**Work required**
Turn everything from the start of the records below down to the line containing "405, 952, 422]" into a JSON list of strings, one string per line, skipping any blank lines.

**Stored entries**
____________________

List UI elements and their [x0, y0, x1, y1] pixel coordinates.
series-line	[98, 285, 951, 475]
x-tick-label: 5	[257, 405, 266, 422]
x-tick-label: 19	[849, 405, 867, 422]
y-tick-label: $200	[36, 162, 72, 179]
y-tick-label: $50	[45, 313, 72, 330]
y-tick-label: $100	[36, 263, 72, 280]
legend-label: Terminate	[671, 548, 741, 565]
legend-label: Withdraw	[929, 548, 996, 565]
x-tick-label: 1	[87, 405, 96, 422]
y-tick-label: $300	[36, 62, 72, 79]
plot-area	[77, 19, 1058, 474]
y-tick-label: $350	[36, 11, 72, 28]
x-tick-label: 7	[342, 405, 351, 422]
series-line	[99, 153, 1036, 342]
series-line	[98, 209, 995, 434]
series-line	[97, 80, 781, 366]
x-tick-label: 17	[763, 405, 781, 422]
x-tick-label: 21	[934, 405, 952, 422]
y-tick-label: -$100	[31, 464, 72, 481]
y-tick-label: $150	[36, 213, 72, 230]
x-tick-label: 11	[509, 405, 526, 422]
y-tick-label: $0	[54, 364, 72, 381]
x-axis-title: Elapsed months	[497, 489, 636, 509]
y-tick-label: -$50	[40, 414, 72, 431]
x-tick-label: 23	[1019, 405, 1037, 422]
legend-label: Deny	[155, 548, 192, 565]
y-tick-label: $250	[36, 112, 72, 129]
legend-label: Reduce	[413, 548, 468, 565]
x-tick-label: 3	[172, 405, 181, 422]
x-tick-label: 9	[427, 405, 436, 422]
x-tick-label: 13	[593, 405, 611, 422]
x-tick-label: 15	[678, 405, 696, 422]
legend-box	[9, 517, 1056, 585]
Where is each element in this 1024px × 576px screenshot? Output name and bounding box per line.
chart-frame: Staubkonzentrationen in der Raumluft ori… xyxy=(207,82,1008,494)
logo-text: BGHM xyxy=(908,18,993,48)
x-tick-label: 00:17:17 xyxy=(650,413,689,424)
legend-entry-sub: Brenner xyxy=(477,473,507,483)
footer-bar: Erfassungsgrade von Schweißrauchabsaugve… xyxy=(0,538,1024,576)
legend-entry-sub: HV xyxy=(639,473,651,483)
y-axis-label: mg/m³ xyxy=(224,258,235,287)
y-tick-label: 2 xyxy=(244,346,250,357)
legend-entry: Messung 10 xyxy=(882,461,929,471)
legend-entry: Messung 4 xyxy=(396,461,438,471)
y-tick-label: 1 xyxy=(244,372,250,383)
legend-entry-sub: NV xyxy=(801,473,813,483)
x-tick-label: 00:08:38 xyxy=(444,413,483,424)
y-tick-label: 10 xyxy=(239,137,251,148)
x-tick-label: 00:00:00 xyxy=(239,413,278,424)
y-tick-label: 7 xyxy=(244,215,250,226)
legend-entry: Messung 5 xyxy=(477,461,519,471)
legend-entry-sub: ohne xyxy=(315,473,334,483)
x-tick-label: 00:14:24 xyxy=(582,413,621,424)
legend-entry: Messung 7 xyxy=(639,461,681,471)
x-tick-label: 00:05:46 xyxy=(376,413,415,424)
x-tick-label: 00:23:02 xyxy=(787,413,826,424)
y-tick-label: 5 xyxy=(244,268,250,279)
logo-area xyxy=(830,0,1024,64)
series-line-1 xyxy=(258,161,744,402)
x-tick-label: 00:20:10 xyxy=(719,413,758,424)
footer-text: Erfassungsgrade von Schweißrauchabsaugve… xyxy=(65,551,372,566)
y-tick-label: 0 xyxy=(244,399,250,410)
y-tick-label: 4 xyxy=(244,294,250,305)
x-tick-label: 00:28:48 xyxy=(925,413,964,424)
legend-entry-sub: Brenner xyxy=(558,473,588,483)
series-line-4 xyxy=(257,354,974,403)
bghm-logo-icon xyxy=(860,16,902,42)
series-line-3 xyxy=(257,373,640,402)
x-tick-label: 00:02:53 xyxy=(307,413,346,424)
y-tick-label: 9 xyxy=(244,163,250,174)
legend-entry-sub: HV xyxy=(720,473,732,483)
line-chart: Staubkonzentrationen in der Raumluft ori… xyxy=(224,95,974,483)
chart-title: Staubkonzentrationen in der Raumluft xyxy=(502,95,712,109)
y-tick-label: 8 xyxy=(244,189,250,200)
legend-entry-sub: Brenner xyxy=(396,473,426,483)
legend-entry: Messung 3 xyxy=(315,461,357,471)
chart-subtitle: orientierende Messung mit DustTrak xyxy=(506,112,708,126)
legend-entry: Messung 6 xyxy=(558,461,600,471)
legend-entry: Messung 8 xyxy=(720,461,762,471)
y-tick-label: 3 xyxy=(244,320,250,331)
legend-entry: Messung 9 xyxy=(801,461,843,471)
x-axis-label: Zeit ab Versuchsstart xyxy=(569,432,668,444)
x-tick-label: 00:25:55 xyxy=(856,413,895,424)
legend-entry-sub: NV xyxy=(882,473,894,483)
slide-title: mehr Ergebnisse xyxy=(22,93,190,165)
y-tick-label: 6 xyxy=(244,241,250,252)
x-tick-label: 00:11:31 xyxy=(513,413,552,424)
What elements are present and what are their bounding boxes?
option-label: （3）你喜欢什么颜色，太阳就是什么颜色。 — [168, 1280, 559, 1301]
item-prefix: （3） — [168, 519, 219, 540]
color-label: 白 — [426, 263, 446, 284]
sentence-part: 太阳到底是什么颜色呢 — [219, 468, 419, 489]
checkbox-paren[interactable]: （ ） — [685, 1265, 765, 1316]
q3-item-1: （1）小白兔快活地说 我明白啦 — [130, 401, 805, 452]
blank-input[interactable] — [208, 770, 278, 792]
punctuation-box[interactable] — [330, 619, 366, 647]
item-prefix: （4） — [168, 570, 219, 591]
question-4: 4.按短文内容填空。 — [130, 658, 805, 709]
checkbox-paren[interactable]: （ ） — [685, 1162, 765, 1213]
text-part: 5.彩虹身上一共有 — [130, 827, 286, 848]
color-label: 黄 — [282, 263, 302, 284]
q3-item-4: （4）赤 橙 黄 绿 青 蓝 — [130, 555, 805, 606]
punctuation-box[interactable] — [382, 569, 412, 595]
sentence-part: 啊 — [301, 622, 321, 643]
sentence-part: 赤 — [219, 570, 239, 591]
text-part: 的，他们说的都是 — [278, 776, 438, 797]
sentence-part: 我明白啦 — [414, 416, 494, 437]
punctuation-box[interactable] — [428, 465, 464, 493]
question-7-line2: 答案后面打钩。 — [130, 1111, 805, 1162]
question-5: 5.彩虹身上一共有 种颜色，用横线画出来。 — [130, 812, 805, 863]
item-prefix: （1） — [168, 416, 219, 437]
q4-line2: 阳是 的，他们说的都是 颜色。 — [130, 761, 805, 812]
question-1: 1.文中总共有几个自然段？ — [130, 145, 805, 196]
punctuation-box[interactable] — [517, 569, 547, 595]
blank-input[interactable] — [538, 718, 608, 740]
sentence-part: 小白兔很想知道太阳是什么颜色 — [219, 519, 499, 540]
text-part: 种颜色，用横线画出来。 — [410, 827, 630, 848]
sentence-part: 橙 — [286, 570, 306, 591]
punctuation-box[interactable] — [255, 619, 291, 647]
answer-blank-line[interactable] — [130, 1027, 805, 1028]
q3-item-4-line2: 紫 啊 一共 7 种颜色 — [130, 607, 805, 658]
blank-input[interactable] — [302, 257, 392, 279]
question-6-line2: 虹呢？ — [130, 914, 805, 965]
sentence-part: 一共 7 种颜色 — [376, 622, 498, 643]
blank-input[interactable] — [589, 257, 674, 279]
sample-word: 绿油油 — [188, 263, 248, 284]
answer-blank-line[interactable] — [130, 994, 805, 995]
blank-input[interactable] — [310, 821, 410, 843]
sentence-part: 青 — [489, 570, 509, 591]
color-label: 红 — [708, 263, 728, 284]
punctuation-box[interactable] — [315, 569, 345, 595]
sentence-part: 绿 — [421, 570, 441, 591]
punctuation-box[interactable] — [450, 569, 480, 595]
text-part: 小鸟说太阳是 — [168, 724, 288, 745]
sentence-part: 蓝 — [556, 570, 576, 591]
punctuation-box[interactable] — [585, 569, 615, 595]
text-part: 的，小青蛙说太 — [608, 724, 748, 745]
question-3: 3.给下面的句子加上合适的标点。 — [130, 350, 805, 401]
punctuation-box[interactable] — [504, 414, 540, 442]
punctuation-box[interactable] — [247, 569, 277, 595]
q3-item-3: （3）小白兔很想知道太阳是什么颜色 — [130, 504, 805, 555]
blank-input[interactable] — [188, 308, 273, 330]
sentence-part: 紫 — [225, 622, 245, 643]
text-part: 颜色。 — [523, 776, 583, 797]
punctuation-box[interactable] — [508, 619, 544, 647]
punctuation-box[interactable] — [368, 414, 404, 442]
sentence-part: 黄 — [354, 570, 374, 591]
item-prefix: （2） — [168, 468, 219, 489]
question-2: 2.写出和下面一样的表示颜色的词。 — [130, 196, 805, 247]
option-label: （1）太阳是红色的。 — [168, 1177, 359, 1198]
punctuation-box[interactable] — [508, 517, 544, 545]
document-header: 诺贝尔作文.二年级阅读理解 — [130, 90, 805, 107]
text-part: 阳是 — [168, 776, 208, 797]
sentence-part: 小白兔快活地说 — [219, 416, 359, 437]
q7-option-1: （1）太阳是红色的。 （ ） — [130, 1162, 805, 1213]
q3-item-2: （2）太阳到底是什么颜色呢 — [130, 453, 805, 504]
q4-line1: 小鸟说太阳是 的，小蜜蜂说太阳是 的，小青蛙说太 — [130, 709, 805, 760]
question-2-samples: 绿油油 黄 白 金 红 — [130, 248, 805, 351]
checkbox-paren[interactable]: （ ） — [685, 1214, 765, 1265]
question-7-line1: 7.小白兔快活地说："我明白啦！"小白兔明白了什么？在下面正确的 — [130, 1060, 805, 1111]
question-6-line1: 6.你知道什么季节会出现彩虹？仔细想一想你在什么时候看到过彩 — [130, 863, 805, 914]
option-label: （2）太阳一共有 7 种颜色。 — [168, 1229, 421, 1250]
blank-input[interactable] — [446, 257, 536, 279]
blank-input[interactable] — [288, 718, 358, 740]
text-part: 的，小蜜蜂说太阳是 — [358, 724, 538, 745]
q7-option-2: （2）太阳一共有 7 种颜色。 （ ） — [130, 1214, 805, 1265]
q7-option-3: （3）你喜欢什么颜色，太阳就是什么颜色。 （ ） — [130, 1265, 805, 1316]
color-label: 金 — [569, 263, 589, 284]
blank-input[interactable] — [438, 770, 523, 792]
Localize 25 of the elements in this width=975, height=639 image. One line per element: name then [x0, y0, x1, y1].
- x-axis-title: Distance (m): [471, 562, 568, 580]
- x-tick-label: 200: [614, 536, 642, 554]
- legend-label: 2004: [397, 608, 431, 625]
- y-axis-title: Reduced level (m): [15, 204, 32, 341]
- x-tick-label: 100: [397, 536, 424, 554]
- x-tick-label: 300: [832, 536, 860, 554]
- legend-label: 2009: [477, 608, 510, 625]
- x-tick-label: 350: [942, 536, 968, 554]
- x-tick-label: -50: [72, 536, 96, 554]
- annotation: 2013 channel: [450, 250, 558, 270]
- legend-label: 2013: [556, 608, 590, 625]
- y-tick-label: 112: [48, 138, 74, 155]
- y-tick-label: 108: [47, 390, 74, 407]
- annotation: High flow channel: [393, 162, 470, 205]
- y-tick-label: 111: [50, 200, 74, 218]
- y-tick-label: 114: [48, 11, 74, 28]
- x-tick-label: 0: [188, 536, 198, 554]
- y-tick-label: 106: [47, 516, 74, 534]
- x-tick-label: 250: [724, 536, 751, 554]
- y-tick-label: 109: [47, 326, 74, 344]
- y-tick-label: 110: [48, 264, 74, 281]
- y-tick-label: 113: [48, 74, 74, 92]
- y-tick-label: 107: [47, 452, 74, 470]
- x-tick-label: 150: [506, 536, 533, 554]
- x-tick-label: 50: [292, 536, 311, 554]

____________________

**Reply**
[
  "List UI elements and their [x0, y0, x1, y1] pixel coordinates.",
  "series-line\t[98, 285, 951, 475]",
  "x-tick-label: 5\t[257, 405, 266, 422]",
  "x-tick-label: 19\t[849, 405, 867, 422]",
  "y-tick-label: $200\t[36, 162, 72, 179]",
  "y-tick-label: $50\t[45, 313, 72, 330]",
  "y-tick-label: $100\t[36, 263, 72, 280]",
  "legend-label: Terminate\t[671, 548, 741, 565]",
  "legend-label: Withdraw\t[929, 548, 996, 565]",
  "x-tick-label: 1\t[87, 405, 96, 422]",
  "y-tick-label: $300\t[36, 62, 72, 79]",
  "plot-area\t[77, 19, 1058, 474]",
  "y-tick-label: $350\t[36, 11, 72, 28]",
  "x-tick-label: 7\t[342, 405, 351, 422]",
  "series-line\t[99, 153, 1036, 342]",
  "series-line\t[98, 209, 995, 434]",
  "series-line\t[97, 80, 781, 366]",
  "x-tick-label: 17\t[763, 405, 781, 422]",
  "x-tick-label: 21\t[934, 405, 952, 422]"
]